* Directions for this task:
Lines with the word "Khoanh": copy all of them from the entries below.

Dataset records of document pages:
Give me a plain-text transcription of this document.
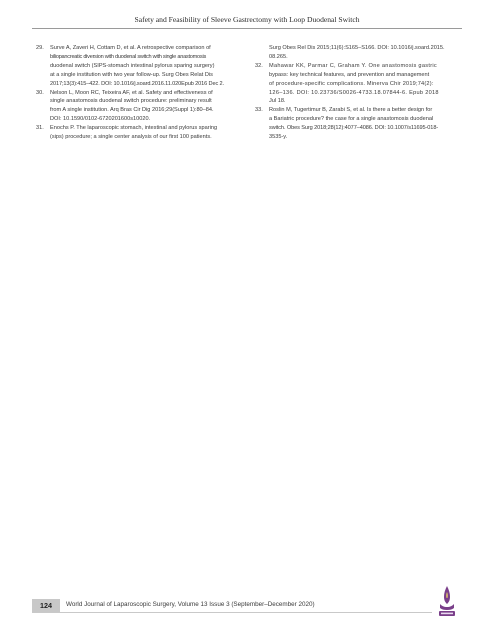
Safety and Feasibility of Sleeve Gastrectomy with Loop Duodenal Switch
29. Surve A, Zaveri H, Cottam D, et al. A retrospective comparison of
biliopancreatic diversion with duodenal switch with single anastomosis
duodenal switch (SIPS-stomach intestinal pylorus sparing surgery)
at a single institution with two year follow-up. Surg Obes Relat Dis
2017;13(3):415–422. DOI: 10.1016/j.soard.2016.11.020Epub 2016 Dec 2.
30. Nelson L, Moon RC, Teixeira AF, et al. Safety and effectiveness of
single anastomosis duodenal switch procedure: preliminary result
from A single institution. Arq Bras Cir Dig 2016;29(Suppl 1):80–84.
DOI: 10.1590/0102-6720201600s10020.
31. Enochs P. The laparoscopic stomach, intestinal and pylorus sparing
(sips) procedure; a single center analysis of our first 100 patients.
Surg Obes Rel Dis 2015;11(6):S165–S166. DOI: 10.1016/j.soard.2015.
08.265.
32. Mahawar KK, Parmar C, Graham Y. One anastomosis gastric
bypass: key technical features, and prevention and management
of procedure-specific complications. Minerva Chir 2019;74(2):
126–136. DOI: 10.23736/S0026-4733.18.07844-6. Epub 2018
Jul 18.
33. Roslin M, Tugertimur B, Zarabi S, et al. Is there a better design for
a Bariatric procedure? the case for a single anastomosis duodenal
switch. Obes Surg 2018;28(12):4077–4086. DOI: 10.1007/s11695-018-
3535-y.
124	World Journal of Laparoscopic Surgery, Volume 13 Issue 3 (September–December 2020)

...

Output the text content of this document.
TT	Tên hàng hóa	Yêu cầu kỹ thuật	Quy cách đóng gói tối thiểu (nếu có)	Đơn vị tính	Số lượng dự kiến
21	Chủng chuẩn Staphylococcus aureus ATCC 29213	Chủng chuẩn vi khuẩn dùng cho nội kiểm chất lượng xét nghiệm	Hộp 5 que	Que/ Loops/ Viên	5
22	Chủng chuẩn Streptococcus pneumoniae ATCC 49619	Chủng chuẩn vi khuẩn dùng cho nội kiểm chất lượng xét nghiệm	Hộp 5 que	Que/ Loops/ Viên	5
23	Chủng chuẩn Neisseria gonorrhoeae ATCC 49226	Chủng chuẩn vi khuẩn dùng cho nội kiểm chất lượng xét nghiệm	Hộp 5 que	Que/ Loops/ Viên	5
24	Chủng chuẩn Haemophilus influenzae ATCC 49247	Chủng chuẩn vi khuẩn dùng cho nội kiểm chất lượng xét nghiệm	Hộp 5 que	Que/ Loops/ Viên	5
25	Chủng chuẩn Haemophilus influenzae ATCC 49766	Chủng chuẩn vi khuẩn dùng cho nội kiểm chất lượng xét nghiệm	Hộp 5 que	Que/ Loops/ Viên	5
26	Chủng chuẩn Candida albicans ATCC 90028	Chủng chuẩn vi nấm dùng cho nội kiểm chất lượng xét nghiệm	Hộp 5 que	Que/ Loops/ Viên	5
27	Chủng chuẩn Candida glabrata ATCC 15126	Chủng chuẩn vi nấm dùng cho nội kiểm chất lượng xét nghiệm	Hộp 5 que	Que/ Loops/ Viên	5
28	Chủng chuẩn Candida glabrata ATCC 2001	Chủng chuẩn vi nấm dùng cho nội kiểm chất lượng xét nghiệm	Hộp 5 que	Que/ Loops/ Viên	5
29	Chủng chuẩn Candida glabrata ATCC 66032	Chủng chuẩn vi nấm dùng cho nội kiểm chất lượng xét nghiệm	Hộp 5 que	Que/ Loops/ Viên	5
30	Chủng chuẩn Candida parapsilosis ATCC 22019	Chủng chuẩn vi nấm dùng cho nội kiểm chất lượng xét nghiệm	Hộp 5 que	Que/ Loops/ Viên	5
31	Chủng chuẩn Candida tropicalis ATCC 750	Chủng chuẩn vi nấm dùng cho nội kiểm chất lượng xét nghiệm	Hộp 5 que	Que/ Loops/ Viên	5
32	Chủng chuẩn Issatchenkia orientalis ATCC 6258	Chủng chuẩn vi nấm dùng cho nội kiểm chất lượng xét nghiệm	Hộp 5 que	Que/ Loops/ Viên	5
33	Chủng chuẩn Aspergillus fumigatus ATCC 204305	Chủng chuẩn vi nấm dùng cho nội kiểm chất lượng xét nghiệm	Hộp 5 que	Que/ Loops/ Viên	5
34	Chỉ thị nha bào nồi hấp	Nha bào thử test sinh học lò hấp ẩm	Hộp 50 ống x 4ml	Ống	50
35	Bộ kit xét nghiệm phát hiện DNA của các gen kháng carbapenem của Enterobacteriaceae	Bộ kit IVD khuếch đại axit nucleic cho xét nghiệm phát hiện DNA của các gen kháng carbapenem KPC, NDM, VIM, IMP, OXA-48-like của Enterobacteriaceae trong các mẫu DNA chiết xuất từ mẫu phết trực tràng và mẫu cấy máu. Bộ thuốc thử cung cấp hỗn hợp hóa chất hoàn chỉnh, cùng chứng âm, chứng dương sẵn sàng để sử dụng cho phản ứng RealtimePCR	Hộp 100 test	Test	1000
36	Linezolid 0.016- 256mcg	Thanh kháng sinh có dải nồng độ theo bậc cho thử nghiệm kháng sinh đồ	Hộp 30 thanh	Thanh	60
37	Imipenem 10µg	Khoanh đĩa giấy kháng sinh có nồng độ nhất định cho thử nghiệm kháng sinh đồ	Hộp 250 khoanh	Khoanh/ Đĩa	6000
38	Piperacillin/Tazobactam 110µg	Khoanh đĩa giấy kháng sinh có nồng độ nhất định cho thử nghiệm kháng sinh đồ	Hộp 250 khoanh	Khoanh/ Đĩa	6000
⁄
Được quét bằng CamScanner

==

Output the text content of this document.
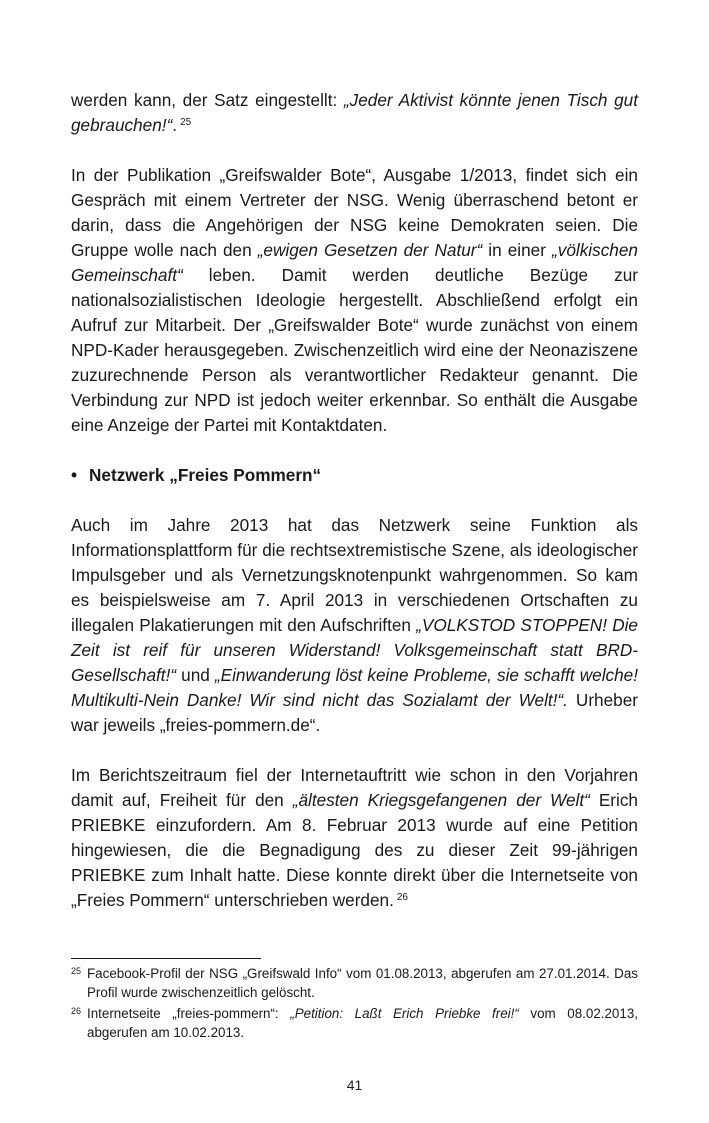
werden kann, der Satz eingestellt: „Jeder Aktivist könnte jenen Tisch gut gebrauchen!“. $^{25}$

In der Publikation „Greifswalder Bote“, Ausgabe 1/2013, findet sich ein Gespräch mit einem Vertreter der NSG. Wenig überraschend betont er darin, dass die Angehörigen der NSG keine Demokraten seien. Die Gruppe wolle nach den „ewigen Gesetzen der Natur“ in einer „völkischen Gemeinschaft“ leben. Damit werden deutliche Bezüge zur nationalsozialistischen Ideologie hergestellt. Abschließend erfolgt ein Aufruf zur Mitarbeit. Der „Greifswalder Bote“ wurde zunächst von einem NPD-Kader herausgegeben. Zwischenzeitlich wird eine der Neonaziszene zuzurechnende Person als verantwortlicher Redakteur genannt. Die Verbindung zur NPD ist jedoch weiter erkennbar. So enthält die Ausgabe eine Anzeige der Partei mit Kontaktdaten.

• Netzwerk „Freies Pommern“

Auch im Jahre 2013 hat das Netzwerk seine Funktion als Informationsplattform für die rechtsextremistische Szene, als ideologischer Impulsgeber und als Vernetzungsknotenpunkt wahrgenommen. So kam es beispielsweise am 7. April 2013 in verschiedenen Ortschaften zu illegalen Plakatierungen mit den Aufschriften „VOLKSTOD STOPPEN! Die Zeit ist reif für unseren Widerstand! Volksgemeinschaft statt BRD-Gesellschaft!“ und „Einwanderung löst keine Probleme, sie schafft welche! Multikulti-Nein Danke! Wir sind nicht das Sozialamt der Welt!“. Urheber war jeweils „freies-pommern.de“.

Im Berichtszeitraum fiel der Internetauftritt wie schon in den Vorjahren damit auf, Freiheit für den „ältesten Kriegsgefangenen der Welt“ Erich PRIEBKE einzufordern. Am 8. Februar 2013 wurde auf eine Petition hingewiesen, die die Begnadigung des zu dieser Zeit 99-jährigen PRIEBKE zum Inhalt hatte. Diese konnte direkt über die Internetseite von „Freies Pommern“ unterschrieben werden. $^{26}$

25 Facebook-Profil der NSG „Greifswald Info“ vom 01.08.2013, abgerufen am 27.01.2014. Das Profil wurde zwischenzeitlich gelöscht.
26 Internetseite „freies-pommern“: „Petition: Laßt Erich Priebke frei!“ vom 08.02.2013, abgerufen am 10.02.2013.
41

* Expected answer:
37	Imipenem 10µg	Khoanh đĩa giấy kháng sinh có nồng độ nhất định cho thử nghiệm kháng sinh đồ	Hộp 250 khoanh	Khoanh/ Đĩa	6000
38	Piperacillin/Tazobactam 110µg	Khoanh đĩa giấy kháng sinh có nồng độ nhất định cho thử nghiệm kháng sinh đồ	Hộp 250 khoanh	Khoanh/ Đĩa	6000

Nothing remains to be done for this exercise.